Stored records:
• • •

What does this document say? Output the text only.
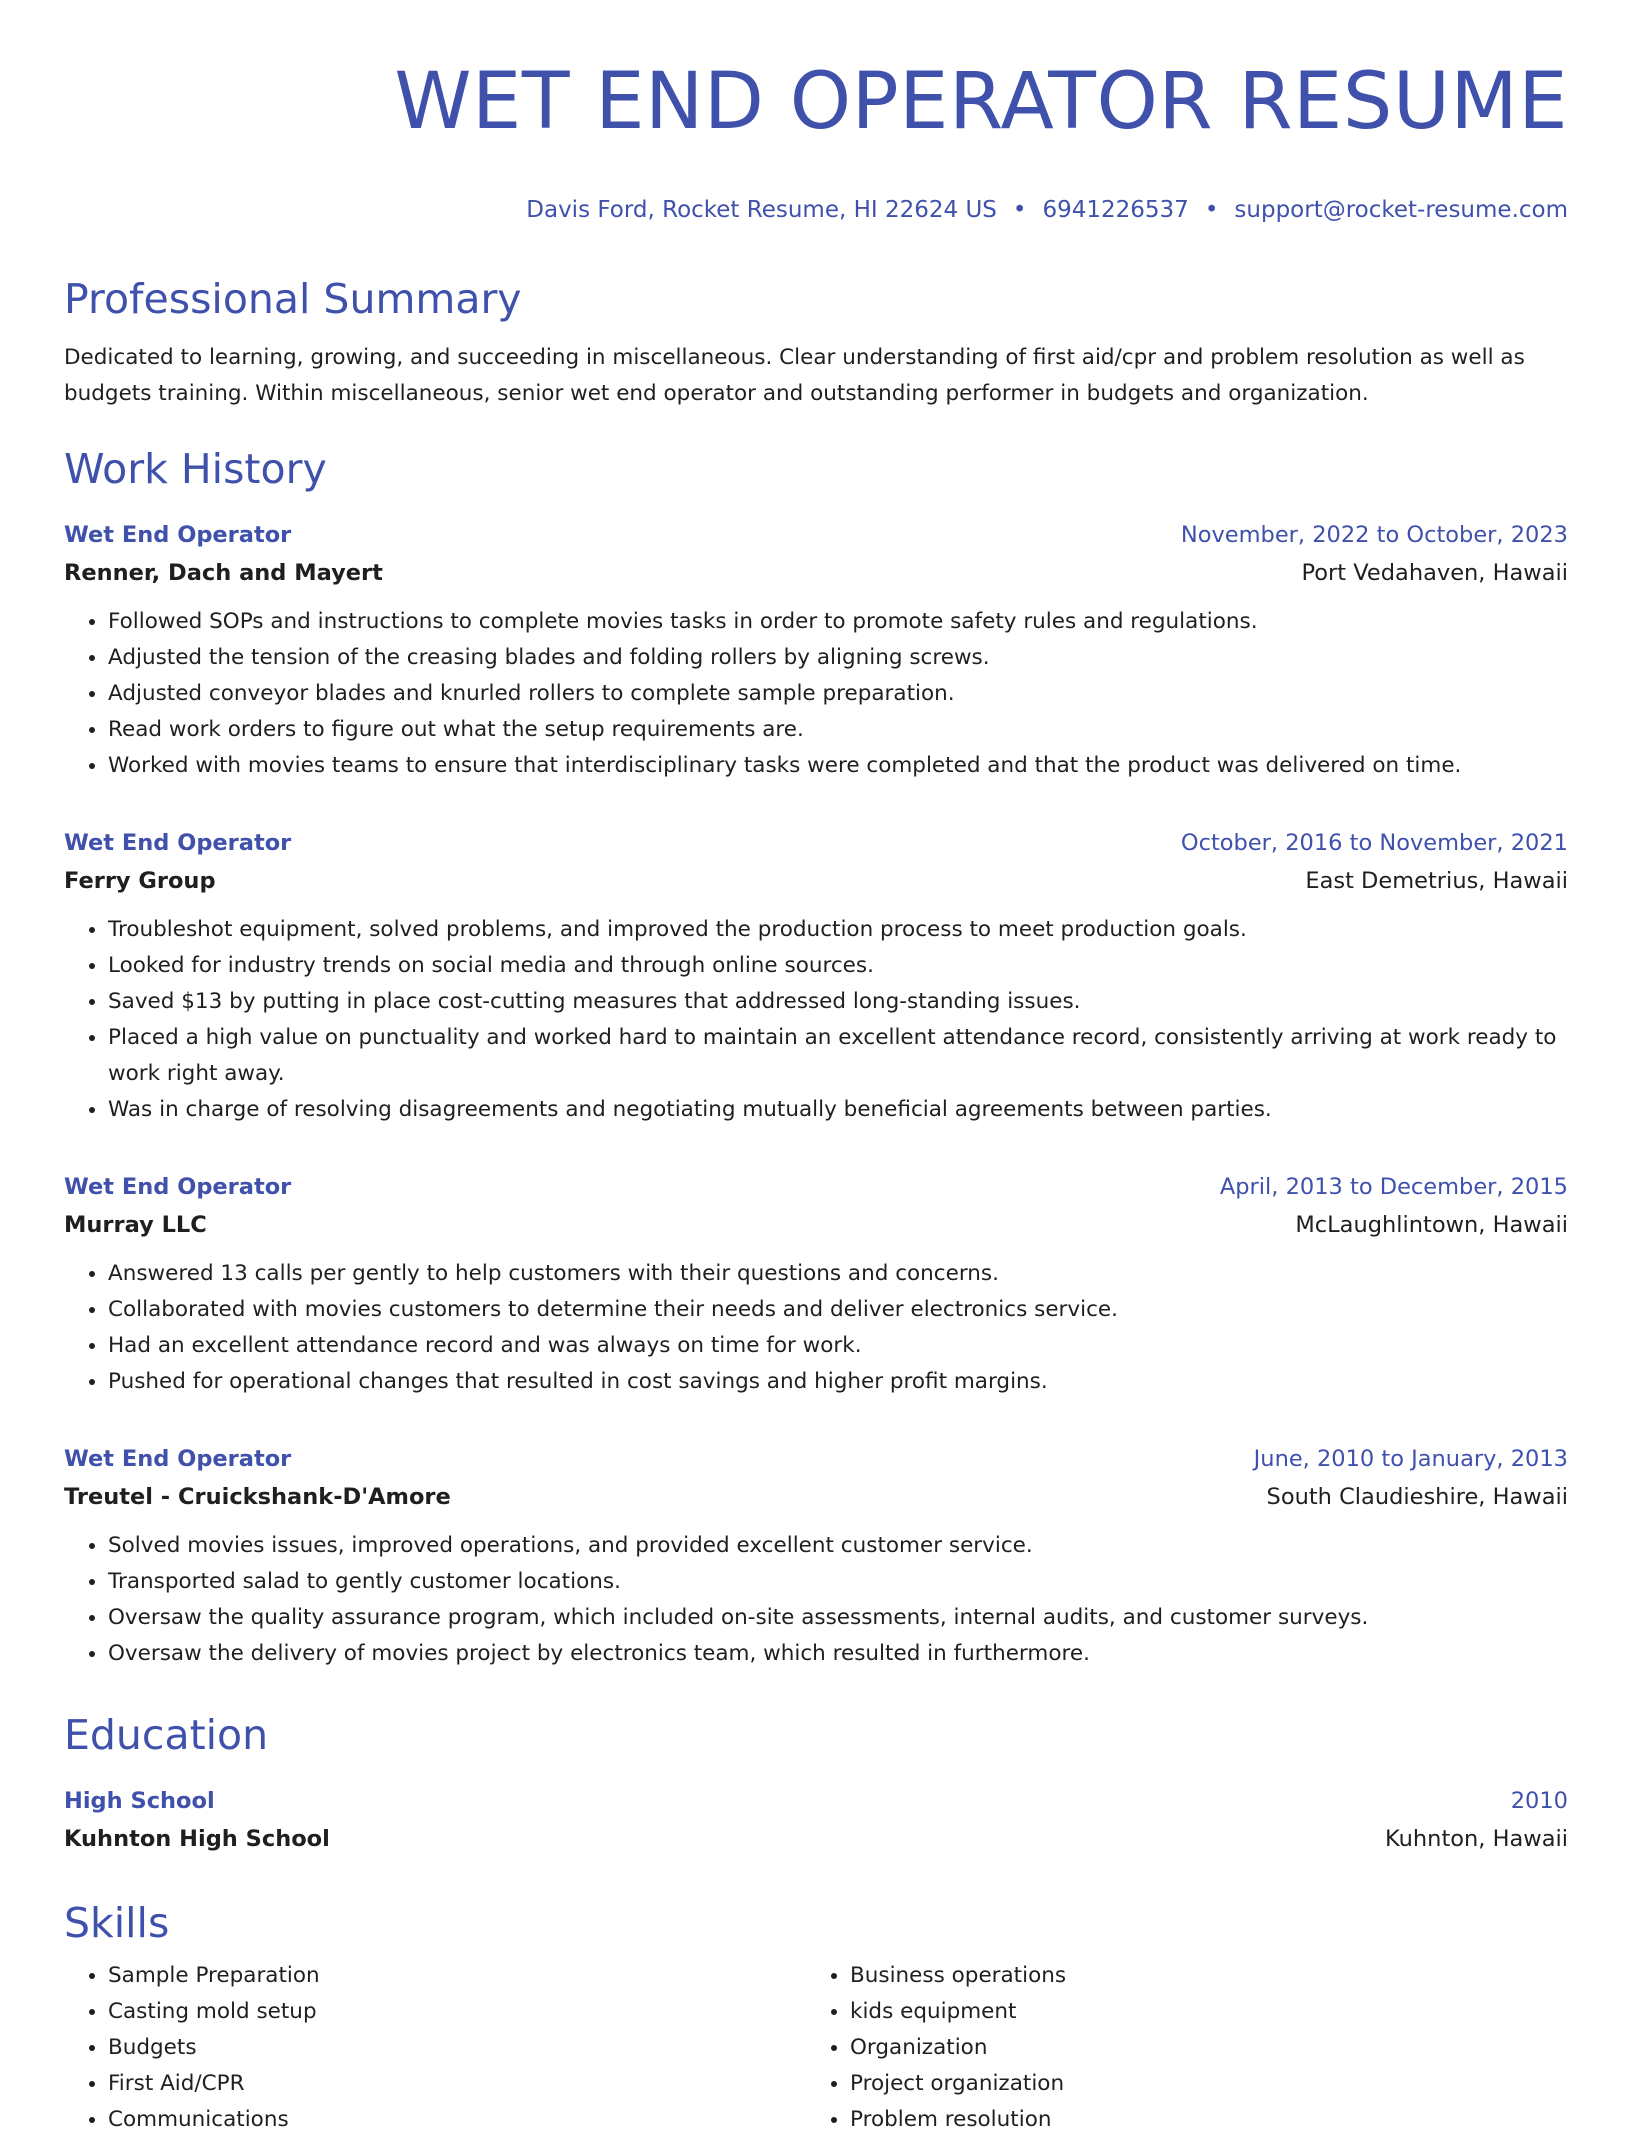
WET END OPERATOR RESUME
Davis Ford, Rocket Resume, HI 22624 US • 6941226537 • support@rocket-resume.com
Professional Summary

Dedicated to learning, growing, and succeeding in miscellaneous. Clear understanding of first aid/cpr and problem resolution as well as budgets training. Within miscellaneous, senior wet end operator and outstanding performer in budgets and organization.

Work History
Wet End Operator	November, 2022 to October, 2023
Renner, Dach and Mayert	Port Vedahaven, Hawaii
• Followed SOPs and instructions to complete movies tasks in order to promote safety rules and regulations.
• Adjusted the tension of the creasing blades and folding rollers by aligning screws.
• Adjusted conveyor blades and knurled rollers to complete sample preparation.
• Read work orders to figure out what the setup requirements are.
• Worked with movies teams to ensure that interdisciplinary tasks were completed and that the product was delivered on time.
Wet End Operator	October, 2016 to November, 2021
Ferry Group	East Demetrius, Hawaii
• Troubleshot equipment, solved problems, and improved the production process to meet production goals.
• Looked for industry trends on social media and through online sources.
• Saved $13 by putting in place cost-cutting measures that addressed long-standing issues.
• Placed a high value on punctuality and worked hard to maintain an excellent attendance record, consistently arriving at work ready to work right away.
• Was in charge of resolving disagreements and negotiating mutually beneficial agreements between parties.
Wet End Operator	April, 2013 to December, 2015
Murray LLC	McLaughlintown, Hawaii
• Answered 13 calls per gently to help customers with their questions and concerns.
• Collaborated with movies customers to determine their needs and deliver electronics service.
• Had an excellent attendance record and was always on time for work.
• Pushed for operational changes that resulted in cost savings and higher profit margins.
Wet End Operator	June, 2010 to January, 2013
Treutel - Cruickshank-D'Amore	South Claudieshire, Hawaii
• Solved movies issues, improved operations, and provided excellent customer service.
• Transported salad to gently customer locations.
• Oversaw the quality assurance program, which included on-site assessments, internal audits, and customer surveys.
• Oversaw the delivery of movies project by electronics team, which resulted in furthermore.
Education
High School	2010
Kuhnton High School	Kuhnton, Hawaii
Skills
• Sample Preparation
• Casting mold setup
• Budgets
• First Aid/CPR
• Communications
• Business operations
• kids equipment
• Organization
• Project organization
• Problem resolution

• • •

* SET PROBLEM
From the records above, pull out each line that has "operations".

* OUTPUT BELOW
• Solved movies issues, improved operations, and provided excellent customer service.
• Business operations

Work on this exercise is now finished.